PROBLEM REQUIREMENTS:
Count the lines that hold the string "Μητρώο". Reply with the number alone.

»»

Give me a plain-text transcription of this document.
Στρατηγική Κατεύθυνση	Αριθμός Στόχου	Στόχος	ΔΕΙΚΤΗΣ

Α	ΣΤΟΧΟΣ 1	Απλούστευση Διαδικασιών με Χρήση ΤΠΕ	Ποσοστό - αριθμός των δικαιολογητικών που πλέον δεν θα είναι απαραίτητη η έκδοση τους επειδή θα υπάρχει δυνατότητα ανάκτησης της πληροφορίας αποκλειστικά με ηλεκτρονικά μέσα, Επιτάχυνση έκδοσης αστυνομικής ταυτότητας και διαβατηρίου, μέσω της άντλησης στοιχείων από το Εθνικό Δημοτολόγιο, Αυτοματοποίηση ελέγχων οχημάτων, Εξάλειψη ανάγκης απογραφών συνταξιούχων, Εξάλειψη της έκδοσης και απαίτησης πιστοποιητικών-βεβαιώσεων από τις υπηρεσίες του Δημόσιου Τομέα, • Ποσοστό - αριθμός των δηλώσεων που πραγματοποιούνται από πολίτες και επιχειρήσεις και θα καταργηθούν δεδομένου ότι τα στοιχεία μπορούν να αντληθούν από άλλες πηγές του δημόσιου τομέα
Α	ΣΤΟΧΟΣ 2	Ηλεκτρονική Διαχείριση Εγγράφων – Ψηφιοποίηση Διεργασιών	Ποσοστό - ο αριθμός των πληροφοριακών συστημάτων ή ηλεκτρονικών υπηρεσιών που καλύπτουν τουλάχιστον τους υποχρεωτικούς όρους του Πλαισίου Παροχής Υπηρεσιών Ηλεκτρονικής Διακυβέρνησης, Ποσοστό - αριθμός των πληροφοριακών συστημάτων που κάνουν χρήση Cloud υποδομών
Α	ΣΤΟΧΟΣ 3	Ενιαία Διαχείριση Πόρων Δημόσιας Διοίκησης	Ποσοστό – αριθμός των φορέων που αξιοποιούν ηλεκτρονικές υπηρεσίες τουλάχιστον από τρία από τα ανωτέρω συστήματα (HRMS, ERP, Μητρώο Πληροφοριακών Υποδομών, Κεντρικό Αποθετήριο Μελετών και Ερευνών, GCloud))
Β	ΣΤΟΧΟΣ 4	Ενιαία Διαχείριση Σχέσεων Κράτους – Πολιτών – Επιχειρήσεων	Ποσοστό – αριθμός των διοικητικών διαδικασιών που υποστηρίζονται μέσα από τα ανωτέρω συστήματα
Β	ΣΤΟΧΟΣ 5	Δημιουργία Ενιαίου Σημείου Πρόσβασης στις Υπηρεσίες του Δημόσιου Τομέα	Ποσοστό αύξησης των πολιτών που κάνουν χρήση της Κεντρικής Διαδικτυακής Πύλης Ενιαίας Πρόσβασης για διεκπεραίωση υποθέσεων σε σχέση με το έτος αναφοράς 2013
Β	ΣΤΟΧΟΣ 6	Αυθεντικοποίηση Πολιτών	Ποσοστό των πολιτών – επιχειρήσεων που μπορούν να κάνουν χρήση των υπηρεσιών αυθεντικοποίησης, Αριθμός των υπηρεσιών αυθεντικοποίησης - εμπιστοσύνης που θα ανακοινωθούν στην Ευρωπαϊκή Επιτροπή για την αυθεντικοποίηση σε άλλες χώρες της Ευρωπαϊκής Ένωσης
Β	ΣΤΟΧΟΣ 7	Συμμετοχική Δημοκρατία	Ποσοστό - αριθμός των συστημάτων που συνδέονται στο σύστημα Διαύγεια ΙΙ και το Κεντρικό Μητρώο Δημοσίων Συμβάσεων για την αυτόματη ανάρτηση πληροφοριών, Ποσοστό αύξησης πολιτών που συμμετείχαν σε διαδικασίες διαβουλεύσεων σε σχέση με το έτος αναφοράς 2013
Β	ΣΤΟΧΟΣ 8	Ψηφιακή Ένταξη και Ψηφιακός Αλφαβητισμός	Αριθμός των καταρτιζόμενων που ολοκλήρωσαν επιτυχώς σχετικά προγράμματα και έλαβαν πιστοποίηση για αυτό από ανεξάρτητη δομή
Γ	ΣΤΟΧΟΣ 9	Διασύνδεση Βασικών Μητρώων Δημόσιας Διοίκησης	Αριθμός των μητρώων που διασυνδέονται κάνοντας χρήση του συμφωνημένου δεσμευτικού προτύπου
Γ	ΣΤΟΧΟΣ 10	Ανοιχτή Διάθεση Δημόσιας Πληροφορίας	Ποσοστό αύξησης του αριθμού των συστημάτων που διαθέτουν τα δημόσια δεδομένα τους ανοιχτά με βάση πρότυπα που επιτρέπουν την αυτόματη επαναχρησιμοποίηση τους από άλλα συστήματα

««

FULL RESPONSE:
2